───── INPUT MATERIAL

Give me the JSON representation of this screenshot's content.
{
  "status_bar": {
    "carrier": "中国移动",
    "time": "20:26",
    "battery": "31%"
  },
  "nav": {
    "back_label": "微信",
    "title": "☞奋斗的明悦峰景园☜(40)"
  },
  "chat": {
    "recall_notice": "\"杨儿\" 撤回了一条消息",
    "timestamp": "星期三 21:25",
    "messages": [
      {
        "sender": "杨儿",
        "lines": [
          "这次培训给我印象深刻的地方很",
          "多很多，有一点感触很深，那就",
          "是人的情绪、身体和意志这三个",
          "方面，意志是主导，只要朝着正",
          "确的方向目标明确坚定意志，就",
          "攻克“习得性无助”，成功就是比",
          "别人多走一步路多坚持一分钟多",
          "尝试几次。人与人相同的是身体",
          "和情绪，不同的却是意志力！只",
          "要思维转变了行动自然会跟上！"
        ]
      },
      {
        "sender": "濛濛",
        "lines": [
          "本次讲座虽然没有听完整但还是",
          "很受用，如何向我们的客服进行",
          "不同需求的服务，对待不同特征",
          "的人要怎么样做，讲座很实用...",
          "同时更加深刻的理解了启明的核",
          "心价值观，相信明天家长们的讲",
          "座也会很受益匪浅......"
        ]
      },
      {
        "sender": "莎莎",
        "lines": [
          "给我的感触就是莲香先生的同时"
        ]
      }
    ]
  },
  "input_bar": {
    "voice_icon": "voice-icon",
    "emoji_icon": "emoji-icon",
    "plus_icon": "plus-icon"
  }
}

──────────

[STATED TASK]
Each record must be repeated exactly as it is.

[FINAL RESULT]
Give me the JSON representation of this screenshot's content.
{
  "status_bar": {
    "carrier": "中国移动",
    "time": "20:26",
    "battery": "31%"
  },
  "nav": {
    "back_label": "微信",
    "title": "☞奋斗的明悦峰景园☜(40)"
  },
  "chat": {
    "recall_notice": "\"杨儿\" 撤回了一条消息",
    "timestamp": "星期三 21:25",
    "messages": [
      {
        "sender": "杨儿",
        "lines": [
          "这次培训给我印象深刻的地方很",
          "多很多，有一点感触很深，那就",
          "是人的情绪、身体和意志这三个",
          "方面，意志是主导，只要朝着正",
          "确的方向目标明确坚定意志，就",
          "攻克“习得性无助”，成功就是比",
          "别人多走一步路多坚持一分钟多",
          "尝试几次。人与人相同的是身体",
          "和情绪，不同的却是意志力！只",
          "要思维转变了行动自然会跟上！"
        ]
      },
      {
        "sender": "濛濛",
        "lines": [
          "本次讲座虽然没有听完整但还是",
          "很受用，如何向我们的客服进行",
          "不同需求的服务，对待不同特征",
          "的人要怎么样做，讲座很实用...",
          "同时更加深刻的理解了启明的核",
          "心价值观，相信明天家长们的讲",
          "座也会很受益匪浅......"
        ]
      },
      {
        "sender": "莎莎",
        "lines": [
          "给我的感触就是莲香先生的同时"
        ]
      }
    ]
  },
  "input_bar": {
    "voice_icon": "voice-icon",
    "emoji_icon": "emoji-icon",
    "plus_icon": "plus-icon"
  }
}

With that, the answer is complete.